- Given problem:
Repeat the entire listing exactly.

- Source material:
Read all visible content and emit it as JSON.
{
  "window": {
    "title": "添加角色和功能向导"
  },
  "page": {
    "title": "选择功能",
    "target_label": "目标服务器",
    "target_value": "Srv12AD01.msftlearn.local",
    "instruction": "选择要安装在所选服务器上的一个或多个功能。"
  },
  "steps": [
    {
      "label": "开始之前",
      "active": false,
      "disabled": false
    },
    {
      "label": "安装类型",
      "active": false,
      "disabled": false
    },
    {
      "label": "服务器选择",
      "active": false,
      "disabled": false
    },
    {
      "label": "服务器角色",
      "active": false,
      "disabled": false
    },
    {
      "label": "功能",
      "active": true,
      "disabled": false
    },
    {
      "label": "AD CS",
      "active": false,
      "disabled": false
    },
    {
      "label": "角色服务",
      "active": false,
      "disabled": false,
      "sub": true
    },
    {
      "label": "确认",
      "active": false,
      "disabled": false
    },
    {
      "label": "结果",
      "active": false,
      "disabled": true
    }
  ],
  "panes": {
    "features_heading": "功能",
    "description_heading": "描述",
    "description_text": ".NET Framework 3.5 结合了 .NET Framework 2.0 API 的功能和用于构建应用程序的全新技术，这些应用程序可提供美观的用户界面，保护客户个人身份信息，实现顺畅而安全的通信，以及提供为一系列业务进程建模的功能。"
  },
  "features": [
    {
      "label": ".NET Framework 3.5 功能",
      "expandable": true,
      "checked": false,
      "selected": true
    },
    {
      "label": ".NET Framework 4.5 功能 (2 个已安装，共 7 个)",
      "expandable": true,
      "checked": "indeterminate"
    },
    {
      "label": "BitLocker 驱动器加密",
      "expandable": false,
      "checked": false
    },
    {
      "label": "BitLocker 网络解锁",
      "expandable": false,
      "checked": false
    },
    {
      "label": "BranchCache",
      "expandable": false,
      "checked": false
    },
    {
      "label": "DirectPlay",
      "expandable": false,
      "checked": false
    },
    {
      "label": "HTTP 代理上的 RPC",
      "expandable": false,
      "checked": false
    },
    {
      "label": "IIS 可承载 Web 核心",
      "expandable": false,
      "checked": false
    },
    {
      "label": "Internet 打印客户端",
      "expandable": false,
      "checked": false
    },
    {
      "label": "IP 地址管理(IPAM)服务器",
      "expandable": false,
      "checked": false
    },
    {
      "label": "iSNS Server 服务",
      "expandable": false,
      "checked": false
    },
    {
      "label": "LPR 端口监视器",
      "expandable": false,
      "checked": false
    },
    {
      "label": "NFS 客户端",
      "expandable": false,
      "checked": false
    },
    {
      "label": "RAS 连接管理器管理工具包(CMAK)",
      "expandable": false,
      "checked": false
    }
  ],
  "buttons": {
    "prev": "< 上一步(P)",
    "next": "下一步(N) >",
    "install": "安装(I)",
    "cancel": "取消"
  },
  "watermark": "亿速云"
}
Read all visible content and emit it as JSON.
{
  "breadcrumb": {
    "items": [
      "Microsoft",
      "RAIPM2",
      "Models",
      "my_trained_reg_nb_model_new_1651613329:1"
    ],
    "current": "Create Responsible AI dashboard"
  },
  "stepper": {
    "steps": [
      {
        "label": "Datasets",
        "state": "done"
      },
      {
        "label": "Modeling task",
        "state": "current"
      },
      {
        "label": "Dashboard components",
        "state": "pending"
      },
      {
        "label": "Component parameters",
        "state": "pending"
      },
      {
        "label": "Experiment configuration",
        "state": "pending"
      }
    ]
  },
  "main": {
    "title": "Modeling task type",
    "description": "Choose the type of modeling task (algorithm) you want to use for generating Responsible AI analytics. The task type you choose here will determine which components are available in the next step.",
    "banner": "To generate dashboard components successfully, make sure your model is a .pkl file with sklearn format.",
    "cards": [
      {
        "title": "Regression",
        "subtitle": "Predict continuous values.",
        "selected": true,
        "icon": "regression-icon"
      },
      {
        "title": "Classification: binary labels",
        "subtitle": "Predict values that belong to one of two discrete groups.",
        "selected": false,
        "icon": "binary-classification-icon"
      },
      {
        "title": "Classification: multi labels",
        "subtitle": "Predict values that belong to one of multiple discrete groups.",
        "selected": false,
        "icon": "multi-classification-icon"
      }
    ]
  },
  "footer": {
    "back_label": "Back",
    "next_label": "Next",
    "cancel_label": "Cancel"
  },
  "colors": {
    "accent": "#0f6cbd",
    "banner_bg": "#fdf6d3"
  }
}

- Solution below:
Read all visible content and emit it as JSON.
{
  "window": {
    "title": "添加角色和功能向导"
  },
  "page": {
    "title": "选择功能",
    "target_label": "目标服务器",
    "target_value": "Srv12AD01.msftlearn.local",
    "instruction": "选择要安装在所选服务器上的一个或多个功能。"
  },
  "steps": [
    {
      "label": "开始之前",
      "active": false,
      "disabled": false
    },
    {
      "label": "安装类型",
      "active": false,
      "disabled": false
    },
    {
      "label": "服务器选择",
      "active": false,
      "disabled": false
    },
    {
      "label": "服务器角色",
      "active": false,
      "disabled": false
    },
    {
      "label": "功能",
      "active": true,
      "disabled": false
    },
    {
      "label": "AD CS",
      "active": false,
      "disabled": false
    },
    {
      "label": "角色服务",
      "active": false,
      "disabled": false,
      "sub": true
    },
    {
      "label": "确认",
      "active": false,
      "disabled": false
    },
    {
      "label": "结果",
      "active": false,
      "disabled": true
    }
  ],
  "panes": {
    "features_heading": "功能",
    "description_heading": "描述",
    "description_text": ".NET Framework 3.5 结合了 .NET Framework 2.0 API 的功能和用于构建应用程序的全新技术，这些应用程序可提供美观的用户界面，保护客户个人身份信息，实现顺畅而安全的通信，以及提供为一系列业务进程建模的功能。"
  },
  "features": [
    {
      "label": ".NET Framework 3.5 功能",
      "expandable": true,
      "checked": false,
      "selected": true
    },
    {
      "label": ".NET Framework 4.5 功能 (2 个已安装，共 7 个)",
      "expandable": true,
      "checked": "indeterminate"
    },
    {
      "label": "BitLocker 驱动器加密",
      "expandable": false,
      "checked": false
    },
    {
      "label": "BitLocker 网络解锁",
      "expandable": false,
      "checked": false
    },
    {
      "label": "BranchCache",
      "expandable": false,
      "checked": false
    },
    {
      "label": "DirectPlay",
      "expandable": false,
      "checked": false
    },
    {
      "label": "HTTP 代理上的 RPC",
      "expandable": false,
      "checked": false
    },
    {
      "label": "IIS 可承载 Web 核心",
      "expandable": false,
      "checked": false
    },
    {
      "label": "Internet 打印客户端",
      "expandable": false,
      "checked": false
    },
    {
      "label": "IP 地址管理(IPAM)服务器",
      "expandable": false,
      "checked": false
    },
    {
      "label": "iSNS Server 服务",
      "expandable": false,
      "checked": false
    },
    {
      "label": "LPR 端口监视器",
      "expandable": false,
      "checked": false
    },
    {
      "label": "NFS 客户端",
      "expandable": false,
      "checked": false
    },
    {
      "label": "RAS 连接管理器管理工具包(CMAK)",
      "expandable": false,
      "checked": false
    }
  ],
  "buttons": {
    "prev": "< 上一步(P)",
    "next": "下一步(N) >",
    "install": "安装(I)",
    "cancel": "取消"
  },
  "watermark": "亿速云"
}
Read all visible content and emit it as JSON.
{
  "breadcrumb": {
    "items": [
      "Microsoft",
      "RAIPM2",
      "Models",
      "my_trained_reg_nb_model_new_1651613329:1"
    ],
    "current": "Create Responsible AI dashboard"
  },
  "stepper": {
    "steps": [
      {
        "label": "Datasets",
        "state": "done"
      },
      {
        "label": "Modeling task",
        "state": "current"
      },
      {
        "label": "Dashboard components",
        "state": "pending"
      },
      {
        "label": "Component parameters",
        "state": "pending"
      },
      {
        "label": "Experiment configuration",
        "state": "pending"
      }
    ]
  },
  "main": {
    "title": "Modeling task type",
    "description": "Choose the type of modeling task (algorithm) you want to use for generating Responsible AI analytics. The task type you choose here will determine which components are available in the next step.",
    "banner": "To generate dashboard components successfully, make sure your model is a .pkl file with sklearn format.",
    "cards": [
      {
        "title": "Regression",
        "subtitle": "Predict continuous values.",
        "selected": true,
        "icon": "regression-icon"
      },
      {
        "title": "Classification: binary labels",
        "subtitle": "Predict values that belong to one of two discrete groups.",
        "selected": false,
        "icon": "binary-classification-icon"
      },
      {
        "title": "Classification: multi labels",
        "subtitle": "Predict values that belong to one of multiple discrete groups.",
        "selected": false,
        "icon": "multi-classification-icon"
      }
    ]
  },
  "footer": {
    "back_label": "Back",
    "next_label": "Next",
    "cancel_label": "Cancel"
  },
  "colors": {
    "accent": "#0f6cbd",
    "banner_bg": "#fdf6d3"
  }
}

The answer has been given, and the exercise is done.